> _WHAT YOU HAVE TO DO_
Give the total number of lines with the word "フォロー中" in them, and no other words.

+ + + + + + +

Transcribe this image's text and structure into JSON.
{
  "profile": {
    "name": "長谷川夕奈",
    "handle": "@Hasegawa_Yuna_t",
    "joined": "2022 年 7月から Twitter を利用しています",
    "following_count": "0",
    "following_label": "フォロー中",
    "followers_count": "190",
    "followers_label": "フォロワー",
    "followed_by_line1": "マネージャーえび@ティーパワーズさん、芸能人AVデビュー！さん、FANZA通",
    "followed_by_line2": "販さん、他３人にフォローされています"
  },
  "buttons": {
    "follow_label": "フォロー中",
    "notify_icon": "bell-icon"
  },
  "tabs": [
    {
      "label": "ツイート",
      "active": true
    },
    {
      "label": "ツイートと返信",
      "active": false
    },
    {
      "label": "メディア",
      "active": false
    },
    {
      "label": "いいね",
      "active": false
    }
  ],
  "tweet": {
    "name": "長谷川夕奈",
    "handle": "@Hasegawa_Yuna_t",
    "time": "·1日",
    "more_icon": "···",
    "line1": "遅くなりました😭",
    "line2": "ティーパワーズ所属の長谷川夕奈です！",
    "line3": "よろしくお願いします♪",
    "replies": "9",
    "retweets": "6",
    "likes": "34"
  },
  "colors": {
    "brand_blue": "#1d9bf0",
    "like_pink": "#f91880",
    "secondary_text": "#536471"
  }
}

+ + + + + + +

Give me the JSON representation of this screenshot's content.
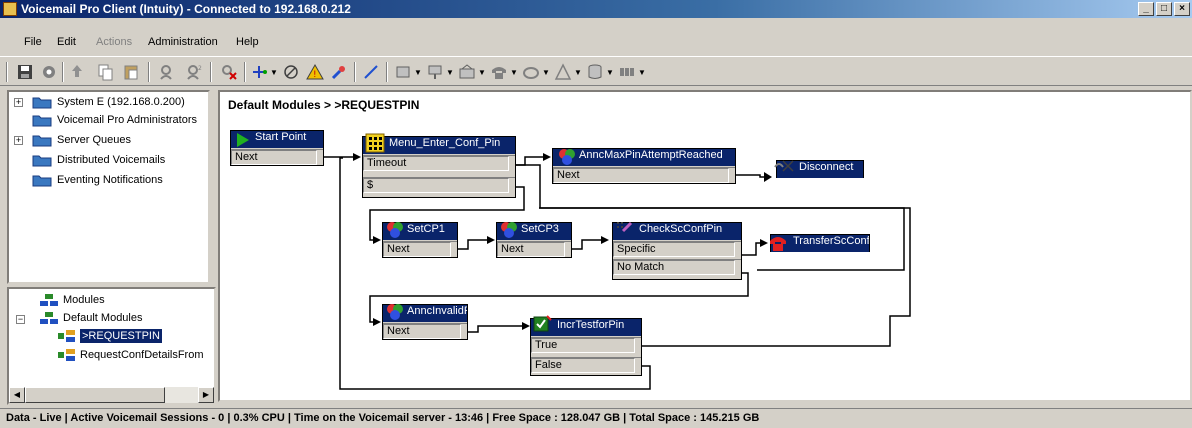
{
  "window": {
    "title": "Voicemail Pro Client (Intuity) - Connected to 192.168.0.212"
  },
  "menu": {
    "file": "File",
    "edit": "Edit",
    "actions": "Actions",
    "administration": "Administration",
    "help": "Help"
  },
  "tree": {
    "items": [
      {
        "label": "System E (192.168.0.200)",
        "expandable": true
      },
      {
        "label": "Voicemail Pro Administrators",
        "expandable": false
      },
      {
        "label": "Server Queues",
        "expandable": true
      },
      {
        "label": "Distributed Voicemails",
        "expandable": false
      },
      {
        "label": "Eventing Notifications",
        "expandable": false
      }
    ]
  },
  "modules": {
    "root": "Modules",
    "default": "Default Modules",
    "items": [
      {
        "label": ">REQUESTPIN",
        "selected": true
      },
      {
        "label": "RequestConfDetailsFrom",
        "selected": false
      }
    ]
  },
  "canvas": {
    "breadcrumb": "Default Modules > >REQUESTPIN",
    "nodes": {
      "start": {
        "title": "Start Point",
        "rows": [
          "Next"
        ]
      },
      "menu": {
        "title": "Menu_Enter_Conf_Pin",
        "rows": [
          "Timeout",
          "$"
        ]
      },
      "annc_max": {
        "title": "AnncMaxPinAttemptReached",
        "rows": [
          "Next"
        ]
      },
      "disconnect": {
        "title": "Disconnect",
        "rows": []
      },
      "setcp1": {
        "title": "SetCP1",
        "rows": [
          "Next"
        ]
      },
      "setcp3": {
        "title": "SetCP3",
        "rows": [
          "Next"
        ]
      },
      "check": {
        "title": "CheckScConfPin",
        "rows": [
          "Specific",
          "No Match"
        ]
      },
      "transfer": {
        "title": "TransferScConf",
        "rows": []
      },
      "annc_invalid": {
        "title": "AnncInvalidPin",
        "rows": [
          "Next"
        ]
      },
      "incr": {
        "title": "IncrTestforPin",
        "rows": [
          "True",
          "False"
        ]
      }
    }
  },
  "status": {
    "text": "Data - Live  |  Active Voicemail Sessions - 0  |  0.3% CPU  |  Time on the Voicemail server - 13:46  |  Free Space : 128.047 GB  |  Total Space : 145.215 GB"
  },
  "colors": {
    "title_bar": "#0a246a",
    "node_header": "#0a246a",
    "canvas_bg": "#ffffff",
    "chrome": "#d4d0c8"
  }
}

+ + + + + + +

> _RESULT OF THIS TASK_
2